:: Source records

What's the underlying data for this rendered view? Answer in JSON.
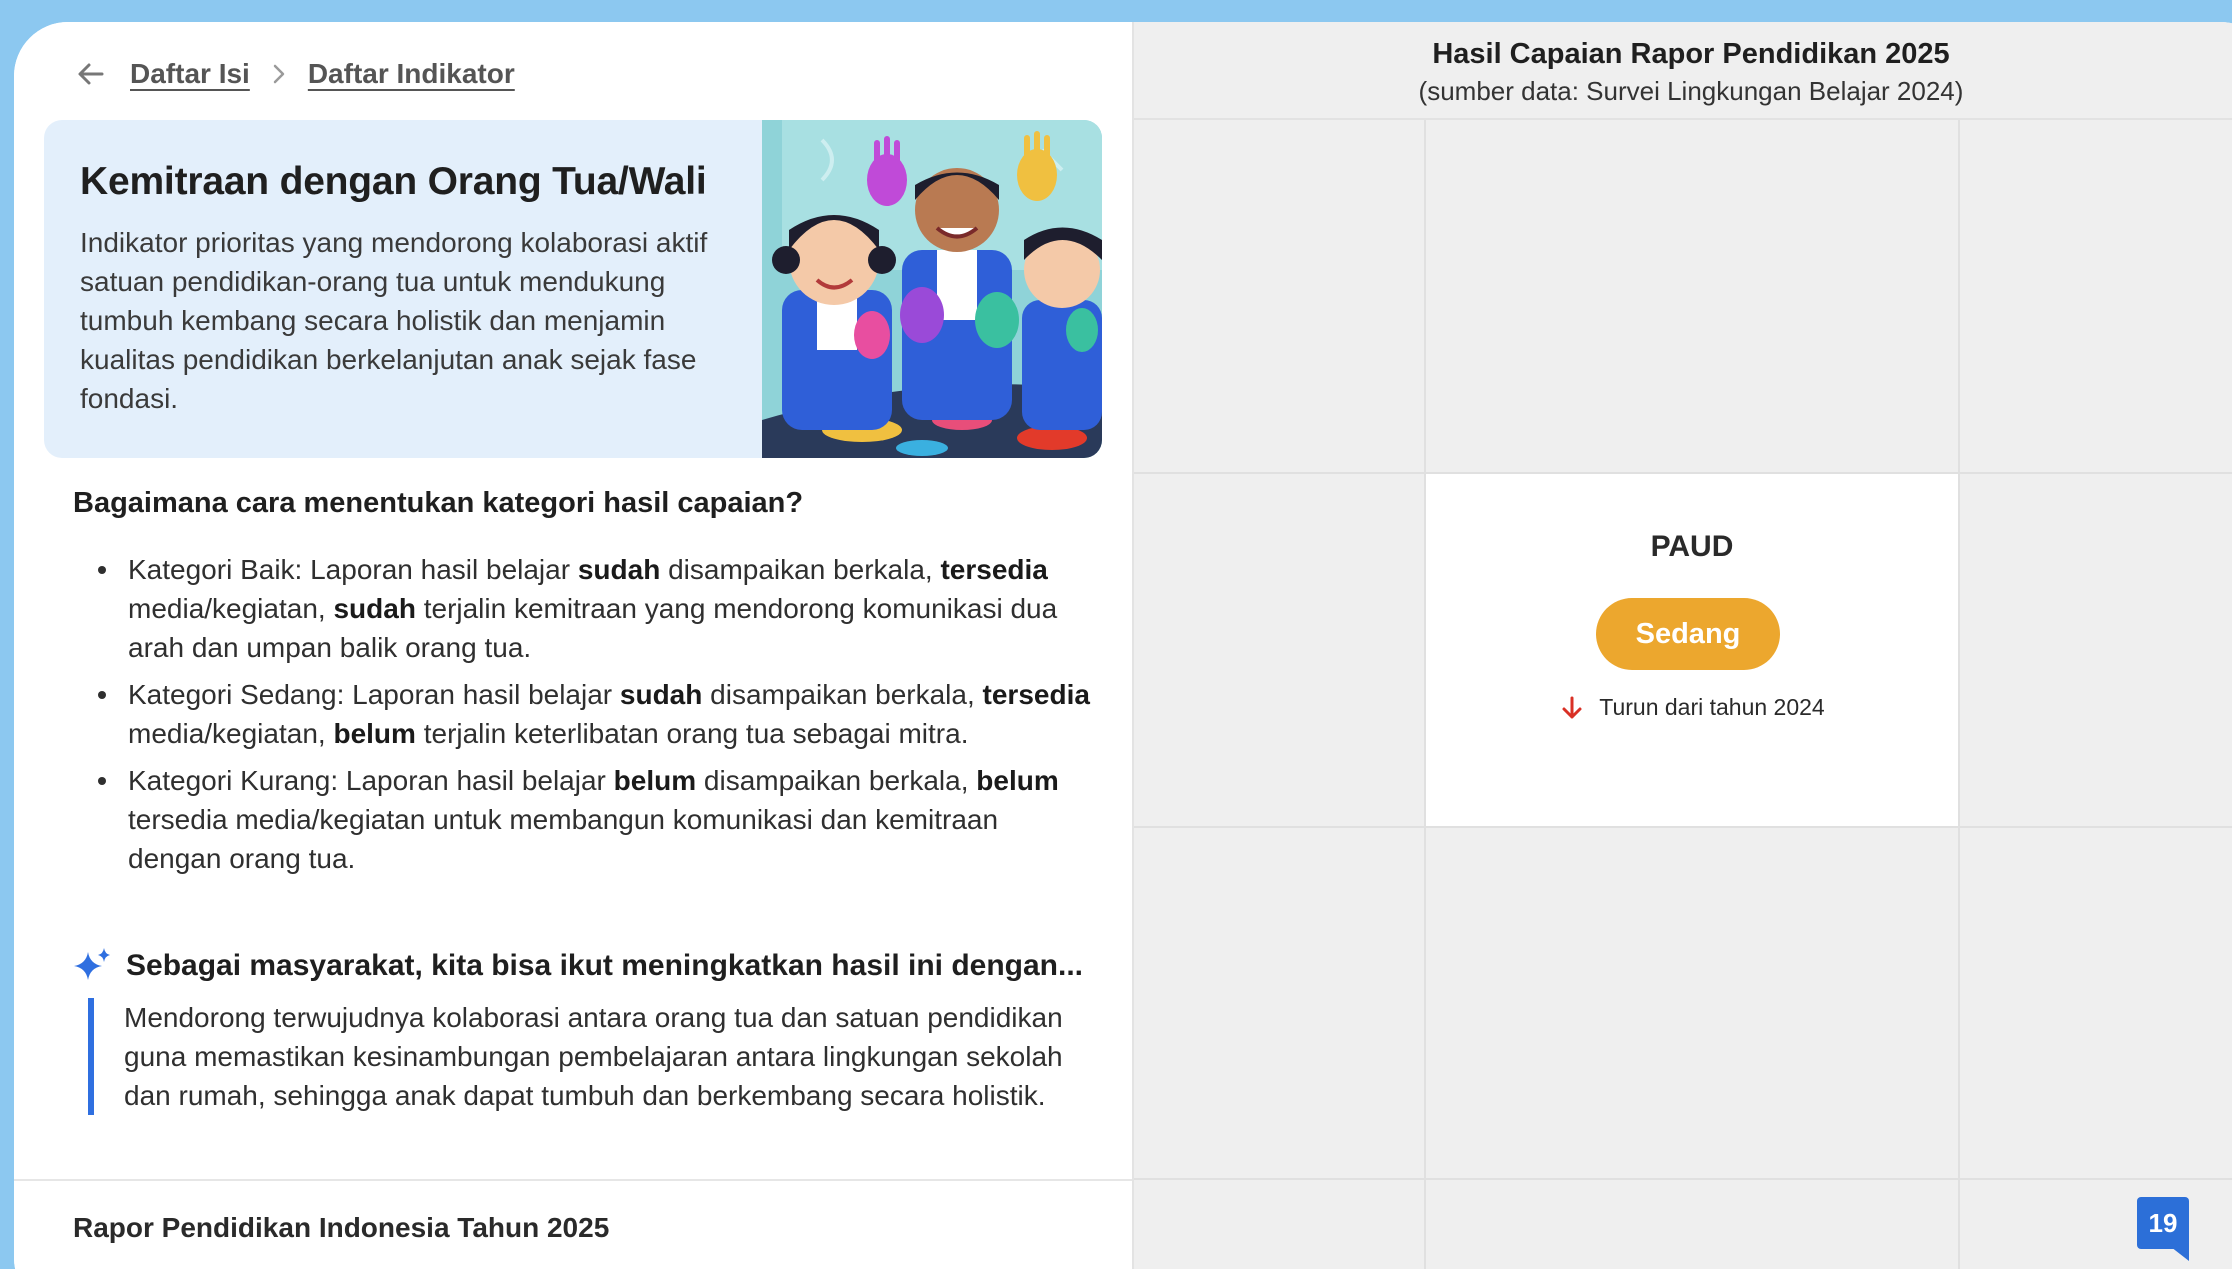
{
  "breadcrumb": {
    "items": [
      "Daftar Isi",
      "Daftar Indikator"
    ]
  },
  "hero": {
    "title": "Kemitraan dengan Orang Tua/Wali",
    "description": "Indikator prioritas yang mendorong kolaborasi aktif satuan pendidikan-orang tua untuk mendukung tumbuh kembang secara holistik dan menjamin kualitas pendidikan berkelanjutan anak sejak fase fondasi."
  },
  "category_section": {
    "question": "Bagaimana cara menentukan kategori hasil capaian?",
    "items": [
      {
        "label": "Kategori Baik",
        "parts": [
          {
            "t": "Kategori Baik: Laporan hasil belajar ",
            "b": false
          },
          {
            "t": "sudah",
            "b": true
          },
          {
            "t": " disampaikan berkala, ",
            "b": false
          },
          {
            "t": "tersedia",
            "b": true
          },
          {
            "t": " media/kegiatan, ",
            "b": false
          },
          {
            "t": "sudah",
            "b": true
          },
          {
            "t": " terjalin kemitraan yang mendorong komunikasi dua arah dan umpan balik orang tua.",
            "b": false
          }
        ]
      },
      {
        "label": "Kategori Sedang",
        "parts": [
          {
            "t": "Kategori Sedang: Laporan hasil belajar ",
            "b": false
          },
          {
            "t": "sudah",
            "b": true
          },
          {
            "t": " disampaikan berkala, ",
            "b": false
          },
          {
            "t": "tersedia",
            "b": true
          },
          {
            "t": " media/kegiatan, ",
            "b": false
          },
          {
            "t": "belum",
            "b": true
          },
          {
            "t": " terjalin keterlibatan orang tua sebagai mitra.",
            "b": false
          }
        ]
      },
      {
        "label": "Kategori Kurang",
        "parts": [
          {
            "t": "Kategori Kurang: Laporan hasil belajar ",
            "b": false
          },
          {
            "t": "belum",
            "b": true
          },
          {
            "t": " disampaikan berkala, ",
            "b": false
          },
          {
            "t": "belum",
            "b": true
          },
          {
            "t": " tersedia media/kegiatan untuk membangun komunikasi dan kemitraan dengan orang tua.",
            "b": false
          }
        ]
      }
    ]
  },
  "society": {
    "title": "Sebagai masyarakat, kita bisa ikut meningkatkan hasil ini dengan...",
    "quote": "Mendorong terwujudnya kolaborasi antara orang tua dan satuan pendidikan guna memastikan kesinambungan pembelajaran antara lingkungan sekolah dan rumah, sehingga anak dapat tumbuh dan berkembang secara holistik."
  },
  "footer": {
    "title": "Rapor Pendidikan Indonesia Tahun 2025"
  },
  "result_panel": {
    "title": "Hasil Capaian Rapor Pendidikan 2025",
    "subtitle": "(sumber data: Survei Lingkungan Belajar 2024)",
    "level": "PAUD",
    "category": "Sedang",
    "trend": "Turun dari tahun 2024"
  },
  "page_number": "19",
  "colors": {
    "hero_bg": "#e3effb",
    "badge_sedang": "#eca72e",
    "trend_down": "#d93025",
    "accent_blue": "#2f6fe0",
    "page_number_bg": "#2c6fd8"
  },
  "icons": [
    "arrow-left-icon",
    "chevron-right-icon",
    "sparkle-icon",
    "arrow-down-icon"
  ]
}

::::

> [Exercise] Output all of the entries verbatim, leaving out any images.

> [Solved exercise]
What's the underlying data for this rendered view? Answer in JSON.
{
  "breadcrumb": {
    "items": [
      "Daftar Isi",
      "Daftar Indikator"
    ]
  },
  "hero": {
    "title": "Kemitraan dengan Orang Tua/Wali",
    "description": "Indikator prioritas yang mendorong kolaborasi aktif satuan pendidikan-orang tua untuk mendukung tumbuh kembang secara holistik dan menjamin kualitas pendidikan berkelanjutan anak sejak fase fondasi."
  },
  "category_section": {
    "question": "Bagaimana cara menentukan kategori hasil capaian?",
    "items": [
      {
        "label": "Kategori Baik",
        "parts": [
          {
            "t": "Kategori Baik: Laporan hasil belajar ",
            "b": false
          },
          {
            "t": "sudah",
            "b": true
          },
          {
            "t": " disampaikan berkala, ",
            "b": false
          },
          {
            "t": "tersedia",
            "b": true
          },
          {
            "t": " media/kegiatan, ",
            "b": false
          },
          {
            "t": "sudah",
            "b": true
          },
          {
            "t": " terjalin kemitraan yang mendorong komunikasi dua arah dan umpan balik orang tua.",
            "b": false
          }
        ]
      },
      {
        "label": "Kategori Sedang",
        "parts": [
          {
            "t": "Kategori Sedang: Laporan hasil belajar ",
            "b": false
          },
          {
            "t": "sudah",
            "b": true
          },
          {
            "t": " disampaikan berkala, ",
            "b": false
          },
          {
            "t": "tersedia",
            "b": true
          },
          {
            "t": " media/kegiatan, ",
            "b": false
          },
          {
            "t": "belum",
            "b": true
          },
          {
            "t": " terjalin keterlibatan orang tua sebagai mitra.",
            "b": false
          }
        ]
      },
      {
        "label": "Kategori Kurang",
        "parts": [
          {
            "t": "Kategori Kurang: Laporan hasil belajar ",
            "b": false
          },
          {
            "t": "belum",
            "b": true
          },
          {
            "t": " disampaikan berkala, ",
            "b": false
          },
          {
            "t": "belum",
            "b": true
          },
          {
            "t": " tersedia media/kegiatan untuk membangun komunikasi dan kemitraan dengan orang tua.",
            "b": false
          }
        ]
      }
    ]
  },
  "society": {
    "title": "Sebagai masyarakat, kita bisa ikut meningkatkan hasil ini dengan...",
    "quote": "Mendorong terwujudnya kolaborasi antara orang tua dan satuan pendidikan guna memastikan kesinambungan pembelajaran antara lingkungan sekolah dan rumah, sehingga anak dapat tumbuh dan berkembang secara holistik."
  },
  "footer": {
    "title": "Rapor Pendidikan Indonesia Tahun 2025"
  },
  "result_panel": {
    "title": "Hasil Capaian Rapor Pendidikan 2025",
    "subtitle": "(sumber data: Survei Lingkungan Belajar 2024)",
    "level": "PAUD",
    "category": "Sedang",
    "trend": "Turun dari tahun 2024"
  },
  "page_number": "19",
  "colors": {
    "hero_bg": "#e3effb",
    "badge_sedang": "#eca72e",
    "trend_down": "#d93025",
    "accent_blue": "#2f6fe0",
    "page_number_bg": "#2c6fd8"
  },
  "icons": [
    "arrow-left-icon",
    "chevron-right-icon",
    "sparkle-icon",
    "arrow-down-icon"
  ]
}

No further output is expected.